====== GIVEN ENTRIES
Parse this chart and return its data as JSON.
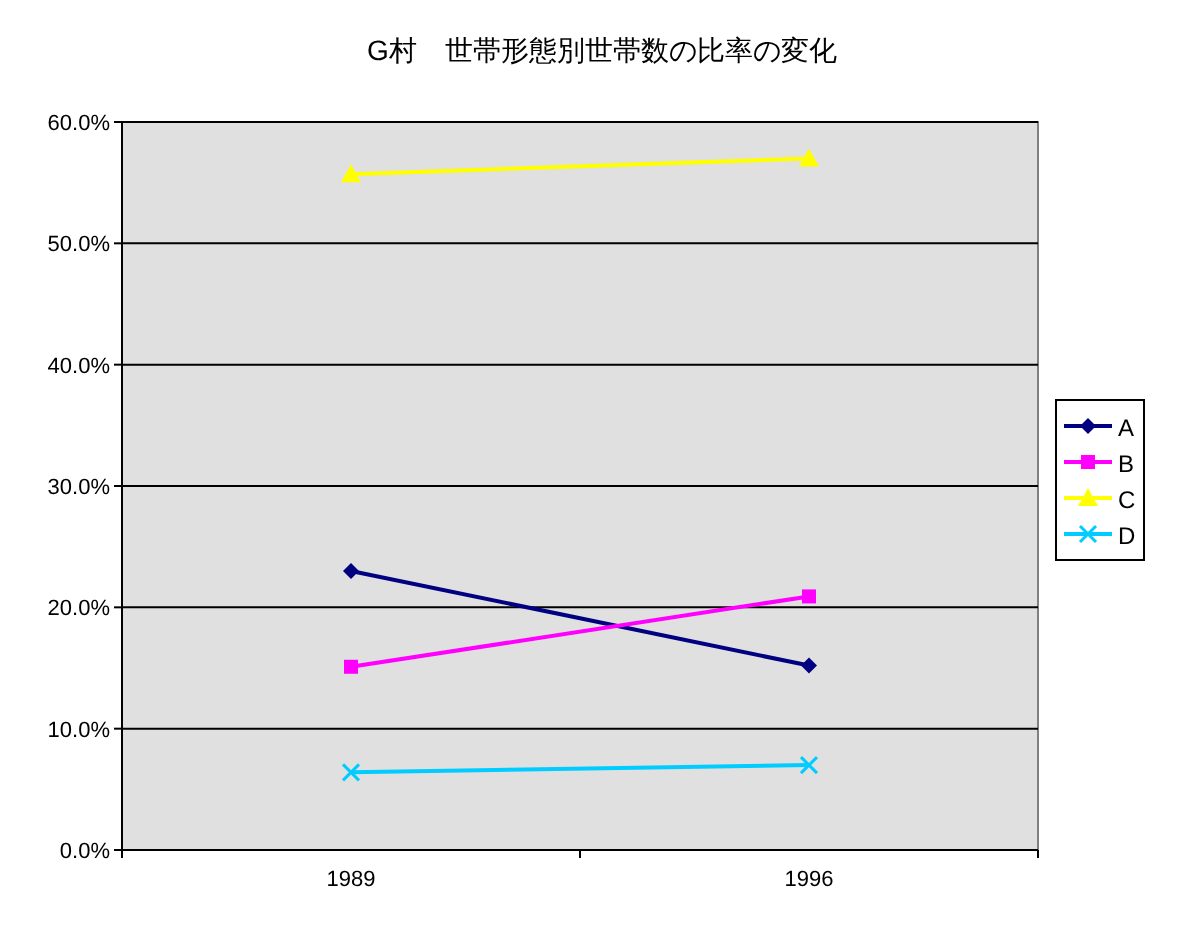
{
  "chart_data": {
    "type": "line",
    "title": "G村　世帯形態別世帯数の比率の変化",
    "categories": [
      "1989",
      "1996"
    ],
    "series": [
      {
        "name": "A",
        "color": "#000080",
        "values": [
          23.0,
          15.2
        ],
        "marker": "diamond"
      },
      {
        "name": "B",
        "color": "#ff00ff",
        "values": [
          15.1,
          20.9
        ],
        "marker": "square"
      },
      {
        "name": "C",
        "color": "#ffff00",
        "values": [
          55.7,
          57.0
        ],
        "marker": "triangle"
      },
      {
        "name": "D",
        "color": "#00ccff",
        "values": [
          6.4,
          7.0
        ],
        "marker": "cross"
      }
    ],
    "ylim": [
      0,
      60
    ],
    "yticks": [
      {
        "value": 0,
        "label": "0.0%"
      },
      {
        "value": 10,
        "label": "10.0%"
      },
      {
        "value": 20,
        "label": "20.0%"
      },
      {
        "value": 30,
        "label": "30.0%"
      },
      {
        "value": 40,
        "label": "40.0%"
      },
      {
        "value": 50,
        "label": "50.0%"
      },
      {
        "value": 60,
        "label": "60.0%"
      }
    ],
    "grid": "y",
    "legend": "right",
    "line_style": "solid"
  }
}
============
— WRITTEN INSTRUCTION —
Give back all entries exactly. No pictures belong in the copy.

— THE COMPLETED TASK —
Parse this chart and return its data as JSON.
{
  "chart_data": {
    "type": "line",
    "title": "G村　世帯形態別世帯数の比率の変化",
    "categories": [
      "1989",
      "1996"
    ],
    "series": [
      {
        "name": "A",
        "color": "#000080",
        "values": [
          23.0,
          15.2
        ],
        "marker": "diamond"
      },
      {
        "name": "B",
        "color": "#ff00ff",
        "values": [
          15.1,
          20.9
        ],
        "marker": "square"
      },
      {
        "name": "C",
        "color": "#ffff00",
        "values": [
          55.7,
          57.0
        ],
        "marker": "triangle"
      },
      {
        "name": "D",
        "color": "#00ccff",
        "values": [
          6.4,
          7.0
        ],
        "marker": "cross"
      }
    ],
    "ylim": [
      0,
      60
    ],
    "yticks": [
      {
        "value": 0,
        "label": "0.0%"
      },
      {
        "value": 10,
        "label": "10.0%"
      },
      {
        "value": 20,
        "label": "20.0%"
      },
      {
        "value": 30,
        "label": "30.0%"
      },
      {
        "value": 40,
        "label": "40.0%"
      },
      {
        "value": 50,
        "label": "50.0%"
      },
      {
        "value": 60,
        "label": "60.0%"
      }
    ],
    "grid": "y",
    "legend": "right",
    "line_style": "solid"
  }
}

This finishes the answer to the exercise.